To be done:
A) What farmer types are listed in the passage on farming types and traits?
B) Repeat word for word the part of the passage on farming types and traits starting at "Understanding drivers, triggers" and ending at "just won’t work.".

Types and traits in farming

Although every farmer is different, Map of Ag has identified personal characteristics and values that make farmers more or less likely to operate with entrepreneurial behaviours. These can be identified and attributed as follows:

  1. Progressives – highly entrepreneurial, visionary individuals with a willingness to invest in developing their business and have high internal modus of control
  1. Defenders – more traditional figures, likely to be influenced by longstanding relationships and a creature of habit
  2. Optimisers – are arming to the maximum of their potential, more likely to make a business decision based on information
  3. Adventurers – will commonly try things new but often without evidence to support their decisions
  4. Operators – are usually from smaller family farms, concerned with the detail and getting things right but are often afraid of taking the next step

Understanding drivers, triggers and values

These types and traits are common to farming on a global scale. Knowing your audience and which subset they fall into is key, as this means your marketing messaging can be tailored to suit their needs. Ultimately, some marketing propositions just won’t work.

By understanding the types and traits of farmers, it’s easier to break down into the most relevant audience and present strategic business propositions and tailor communications messages that create an impact.

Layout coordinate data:
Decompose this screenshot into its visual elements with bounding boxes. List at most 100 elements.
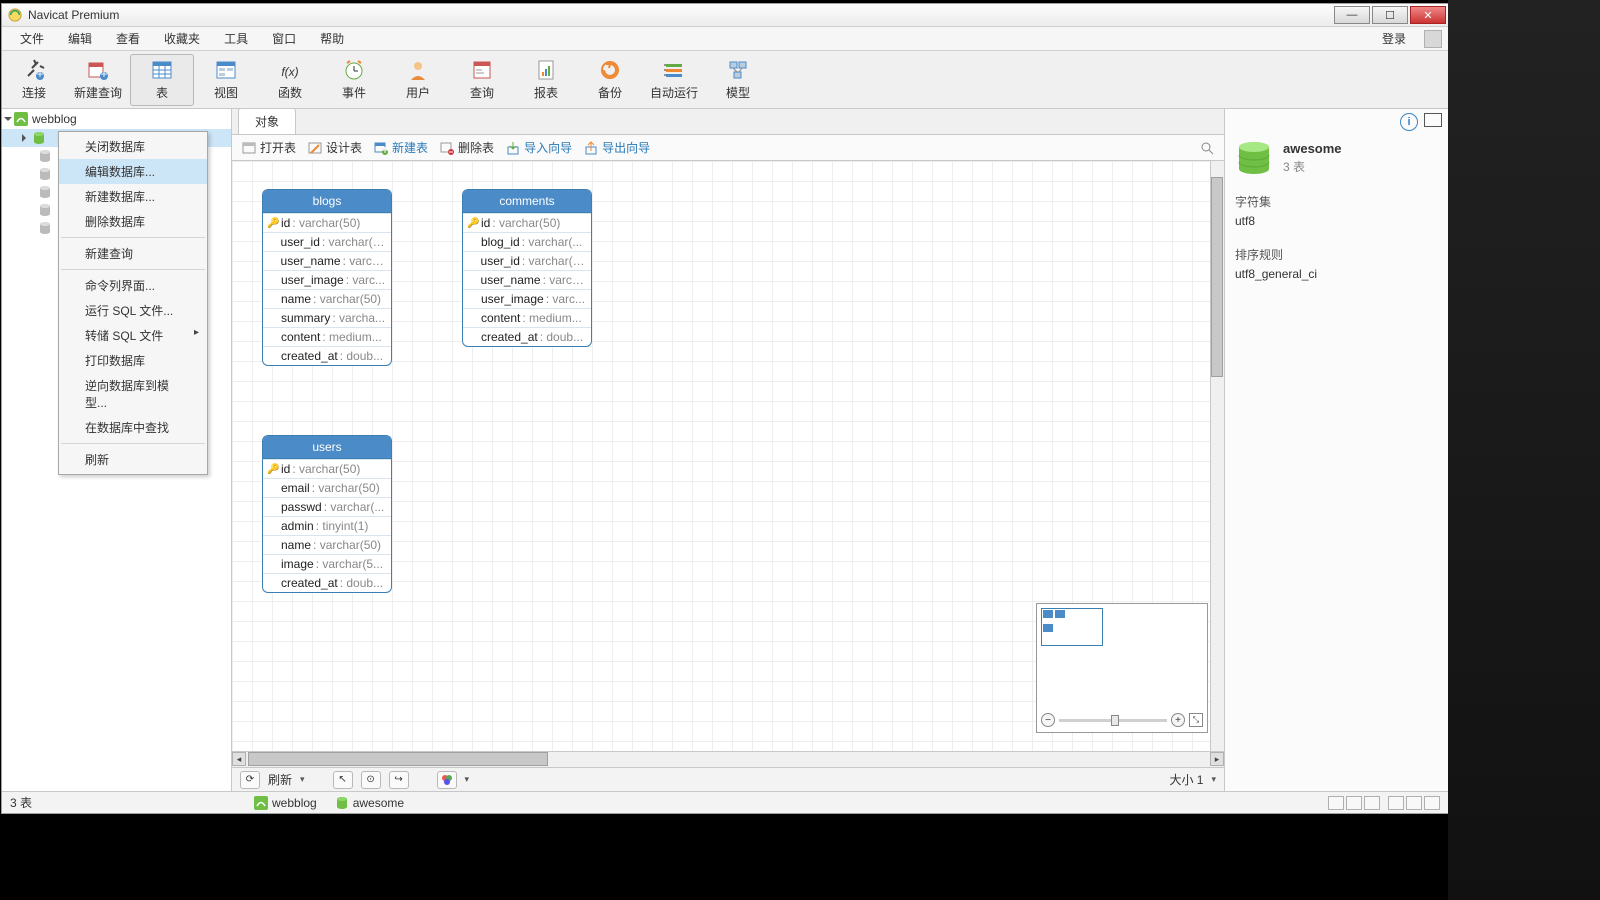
action-delete-table[interactable]: 删除表 <box>440 139 494 156</box>
erd-column[interactable]: image: varchar(5... <box>263 554 391 573</box>
zoom-fit-button[interactable]: ⤡ <box>1189 713 1203 727</box>
toolbar-user[interactable]: 用户 <box>386 54 450 106</box>
menu-tools[interactable]: 工具 <box>212 27 260 50</box>
erd-column[interactable]: user_id: varchar(5... <box>263 232 391 251</box>
layout-2-button[interactable] <box>1406 796 1422 810</box>
link-tool-button[interactable]: ↪ <box>389 771 409 789</box>
ctx-new-query[interactable]: 新建查询 <box>59 241 207 266</box>
menu-favorites[interactable]: 收藏夹 <box>152 27 212 50</box>
action-new-table[interactable]: +新建表 <box>374 139 428 156</box>
overview-panel[interactable]: − + ⤡ <box>1036 603 1208 733</box>
erd-column[interactable]: name: varchar(50) <box>263 535 391 554</box>
toolbar-connect[interactable]: +连接 <box>2 54 66 106</box>
ddl-button[interactable] <box>1424 113 1442 127</box>
ctx-new-db[interactable]: 新建数据库... <box>59 184 207 209</box>
status-database[interactable]: awesome <box>335 796 404 810</box>
scrollbar-thumb[interactable] <box>248 752 548 766</box>
tab-objects[interactable]: 对象 <box>238 108 296 134</box>
erd-column[interactable]: created_at: doub... <box>263 346 391 365</box>
toolbar-query[interactable]: 查询 <box>450 54 514 106</box>
ctx-refresh[interactable]: 刷新 <box>59 447 207 472</box>
zoom-in-button[interactable]: + <box>1171 713 1185 727</box>
erd-table-comments[interactable]: comments🔑id: varchar(50)blog_id: varchar… <box>462 189 592 347</box>
action-open-table[interactable]: 打开表 <box>242 139 296 156</box>
menu-window[interactable]: 窗口 <box>260 27 308 50</box>
erd-column[interactable]: content: medium... <box>263 327 391 346</box>
erd-column[interactable]: admin: tinyint(1) <box>263 516 391 535</box>
erd-table-header[interactable]: blogs <box>263 190 391 213</box>
erd-column[interactable]: created_at: doub... <box>463 327 591 346</box>
ctx-run-sql[interactable]: 运行 SQL 文件... <box>59 298 207 323</box>
erd-column[interactable]: 🔑id: varchar(50) <box>463 213 591 232</box>
toolbar-report[interactable]: 报表 <box>514 54 578 106</box>
color-button[interactable] <box>437 771 457 789</box>
toolbar-event[interactable]: 事件 <box>322 54 386 106</box>
refresh-button[interactable]: ⟳ <box>240 771 260 789</box>
toolbar-function[interactable]: f(x)函数 <box>258 54 322 106</box>
view-grid-button[interactable] <box>1328 796 1344 810</box>
menu-help[interactable]: 帮助 <box>308 27 356 50</box>
view-list-button[interactable] <box>1346 796 1362 810</box>
zoom-out-button[interactable]: − <box>1041 713 1055 727</box>
erd-column[interactable]: blog_id: varchar(... <box>463 232 591 251</box>
view-detail-button[interactable] <box>1364 796 1380 810</box>
dropdown-icon[interactable]: ▾ <box>465 774 470 785</box>
select-tool-button[interactable]: ↖ <box>333 771 353 789</box>
erd-column[interactable]: 🔑id: varchar(50) <box>263 459 391 478</box>
erd-column[interactable]: content: medium... <box>463 308 591 327</box>
erd-table-header[interactable]: users <box>263 436 391 459</box>
pan-tool-button[interactable]: ⊙ <box>361 771 381 789</box>
ctx-find-in-db[interactable]: 在数据库中查找 <box>59 415 207 440</box>
ctx-delete-db[interactable]: 删除数据库 <box>59 209 207 234</box>
toolbar-autorun[interactable]: 自动运行 <box>642 54 706 106</box>
toolbar-view[interactable]: 视图 <box>194 54 258 106</box>
erd-column[interactable]: user_image: varc... <box>263 270 391 289</box>
erd-column[interactable]: user_id: varchar(5... <box>463 251 591 270</box>
ctx-edit-db[interactable]: 编辑数据库... <box>59 159 207 184</box>
erd-column[interactable]: email: varchar(50) <box>263 478 391 497</box>
menu-view[interactable]: 查看 <box>104 27 152 50</box>
ctx-dump-sql[interactable]: 转储 SQL 文件 <box>59 323 207 348</box>
zoom-slider[interactable] <box>1059 719 1167 722</box>
search-icon[interactable] <box>1200 141 1214 155</box>
erd-column[interactable]: user_image: varc... <box>463 289 591 308</box>
erd-column[interactable]: passwd: varchar(... <box>263 497 391 516</box>
erd-column[interactable]: user_name: varch... <box>263 251 391 270</box>
layout-1-button[interactable] <box>1388 796 1404 810</box>
erd-column[interactable]: 🔑id: varchar(50) <box>263 213 391 232</box>
action-import-wizard[interactable]: 导入向导 <box>506 139 572 156</box>
horizontal-scrollbar[interactable]: ◂ ▸ <box>232 751 1224 767</box>
slider-handle[interactable] <box>1111 715 1119 726</box>
action-export-wizard[interactable]: 导出向导 <box>584 139 650 156</box>
minimize-button[interactable]: — <box>1334 6 1370 24</box>
scrollbar-thumb[interactable] <box>1211 177 1223 377</box>
erd-column[interactable]: name: varchar(50) <box>263 289 391 308</box>
erd-table-users[interactable]: users🔑id: varchar(50)email: varchar(50)p… <box>262 435 392 593</box>
close-button[interactable]: ✕ <box>1410 6 1446 24</box>
erd-column[interactable]: summary: varcha... <box>263 308 391 327</box>
layout-3-button[interactable] <box>1424 796 1440 810</box>
menu-file[interactable]: 文件 <box>8 27 56 50</box>
ctx-console[interactable]: 命令列界面... <box>59 273 207 298</box>
maximize-button[interactable]: ☐ <box>1372 6 1408 24</box>
expand-icon[interactable] <box>4 117 12 121</box>
toolbar-table[interactable]: 表 <box>130 54 194 106</box>
ctx-close-db[interactable]: 关闭数据库 <box>59 134 207 159</box>
scroll-right-button[interactable]: ▸ <box>1210 752 1224 766</box>
menu-edit[interactable]: 编辑 <box>56 27 104 50</box>
ctx-print-db[interactable]: 打印数据库 <box>59 348 207 373</box>
dropdown-icon[interactable]: ▾ <box>300 774 305 785</box>
toolbar-model[interactable]: 模型 <box>706 54 770 106</box>
dropdown-icon[interactable]: ▾ <box>1211 774 1216 785</box>
erd-canvas[interactable]: blogs🔑id: varchar(50)user_id: varchar(5.… <box>232 161 1224 751</box>
toolbar-new-query[interactable]: +新建查询 <box>66 54 130 106</box>
status-connection[interactable]: webblog <box>254 796 317 810</box>
info-button[interactable]: i <box>1400 113 1418 131</box>
scroll-left-button[interactable]: ◂ <box>232 752 246 766</box>
vertical-scrollbar[interactable] <box>1210 161 1224 751</box>
erd-table-blogs[interactable]: blogs🔑id: varchar(50)user_id: varchar(5.… <box>262 189 392 366</box>
action-design-table[interactable]: 设计表 <box>308 139 362 156</box>
expand-icon[interactable] <box>22 134 26 142</box>
erd-column[interactable]: user_name: varch... <box>463 270 591 289</box>
erd-table-header[interactable]: comments <box>463 190 591 213</box>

Answers to each task:
A) Progressives, Defenders, Optimisers, Adventurers, Operators

B)
Understanding drivers, triggers and values

These types and traits are common to farming on a global scale. Knowing your audience and which subset they fall into is key, as this means your marketing messaging can be tailored to suit their needs. Ultimately, some marketing propositions just won’t work.